**GIVEN REQUEST:** Find the lines holding the string "地方自治体" in the data, then copy all of them.

**MATERIAL FOR THIS TASK:**

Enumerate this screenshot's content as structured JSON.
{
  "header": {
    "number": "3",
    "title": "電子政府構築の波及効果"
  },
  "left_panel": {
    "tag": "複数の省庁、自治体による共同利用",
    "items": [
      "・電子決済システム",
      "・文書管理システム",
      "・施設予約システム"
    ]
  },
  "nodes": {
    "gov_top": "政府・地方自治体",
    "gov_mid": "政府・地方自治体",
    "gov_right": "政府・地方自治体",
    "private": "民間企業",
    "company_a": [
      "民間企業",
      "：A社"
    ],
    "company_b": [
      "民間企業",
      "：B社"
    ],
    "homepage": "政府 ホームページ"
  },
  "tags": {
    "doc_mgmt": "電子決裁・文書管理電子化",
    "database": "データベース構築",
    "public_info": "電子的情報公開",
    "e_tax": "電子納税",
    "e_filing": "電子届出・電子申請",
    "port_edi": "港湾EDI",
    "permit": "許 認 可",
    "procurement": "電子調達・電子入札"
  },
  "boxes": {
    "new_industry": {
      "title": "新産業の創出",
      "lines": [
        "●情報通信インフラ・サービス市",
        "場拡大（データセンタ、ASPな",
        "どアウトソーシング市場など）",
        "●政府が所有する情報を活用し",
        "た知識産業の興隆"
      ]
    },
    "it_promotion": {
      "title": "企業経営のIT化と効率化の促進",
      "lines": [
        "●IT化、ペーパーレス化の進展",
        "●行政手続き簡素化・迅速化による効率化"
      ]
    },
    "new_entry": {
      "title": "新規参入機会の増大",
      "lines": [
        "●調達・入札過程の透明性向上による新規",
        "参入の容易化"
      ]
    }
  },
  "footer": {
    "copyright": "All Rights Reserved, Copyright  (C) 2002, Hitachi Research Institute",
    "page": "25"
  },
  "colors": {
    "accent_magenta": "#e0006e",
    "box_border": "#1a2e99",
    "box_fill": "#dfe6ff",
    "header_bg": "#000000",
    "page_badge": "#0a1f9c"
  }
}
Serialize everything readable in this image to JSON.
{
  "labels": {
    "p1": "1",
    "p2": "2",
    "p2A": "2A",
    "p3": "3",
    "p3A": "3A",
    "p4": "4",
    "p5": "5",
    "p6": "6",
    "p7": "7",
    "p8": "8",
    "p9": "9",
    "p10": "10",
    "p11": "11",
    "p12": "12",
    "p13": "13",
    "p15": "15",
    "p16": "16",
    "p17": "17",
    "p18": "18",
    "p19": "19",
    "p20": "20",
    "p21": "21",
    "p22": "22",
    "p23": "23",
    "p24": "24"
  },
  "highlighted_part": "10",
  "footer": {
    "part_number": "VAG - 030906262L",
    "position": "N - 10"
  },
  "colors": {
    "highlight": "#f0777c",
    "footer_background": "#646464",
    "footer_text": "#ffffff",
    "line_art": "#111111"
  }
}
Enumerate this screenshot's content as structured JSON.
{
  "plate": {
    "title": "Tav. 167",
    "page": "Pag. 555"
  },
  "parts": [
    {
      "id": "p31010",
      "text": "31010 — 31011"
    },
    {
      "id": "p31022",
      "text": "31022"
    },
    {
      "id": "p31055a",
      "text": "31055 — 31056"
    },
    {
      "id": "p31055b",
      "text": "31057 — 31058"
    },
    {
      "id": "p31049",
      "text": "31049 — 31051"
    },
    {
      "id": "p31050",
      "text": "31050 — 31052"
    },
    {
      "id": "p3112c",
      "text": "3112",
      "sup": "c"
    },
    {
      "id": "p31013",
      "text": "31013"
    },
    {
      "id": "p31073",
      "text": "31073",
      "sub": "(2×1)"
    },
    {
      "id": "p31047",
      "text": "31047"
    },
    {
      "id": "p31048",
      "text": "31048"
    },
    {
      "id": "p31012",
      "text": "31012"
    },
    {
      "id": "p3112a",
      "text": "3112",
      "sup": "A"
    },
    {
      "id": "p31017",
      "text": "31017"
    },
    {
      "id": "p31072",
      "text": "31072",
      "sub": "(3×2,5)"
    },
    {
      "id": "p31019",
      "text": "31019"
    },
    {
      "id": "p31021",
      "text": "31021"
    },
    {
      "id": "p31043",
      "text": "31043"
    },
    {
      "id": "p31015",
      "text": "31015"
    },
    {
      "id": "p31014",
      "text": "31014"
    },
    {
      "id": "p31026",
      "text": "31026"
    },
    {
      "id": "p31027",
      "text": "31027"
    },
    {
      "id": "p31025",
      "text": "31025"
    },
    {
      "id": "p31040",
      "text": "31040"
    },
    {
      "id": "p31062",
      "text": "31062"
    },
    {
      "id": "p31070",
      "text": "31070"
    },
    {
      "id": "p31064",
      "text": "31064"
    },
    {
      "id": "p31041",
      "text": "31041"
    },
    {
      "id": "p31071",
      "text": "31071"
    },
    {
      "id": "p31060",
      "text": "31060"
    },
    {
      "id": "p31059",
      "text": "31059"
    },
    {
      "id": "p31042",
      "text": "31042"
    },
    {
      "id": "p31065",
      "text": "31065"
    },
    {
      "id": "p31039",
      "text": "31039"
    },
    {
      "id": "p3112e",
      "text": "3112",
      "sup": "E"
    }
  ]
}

**RESPONSE BELOW:**
    "gov_top": "政府・地方自治体",
    "gov_mid": "政府・地方自治体",
    "gov_right": "政府・地方自治体",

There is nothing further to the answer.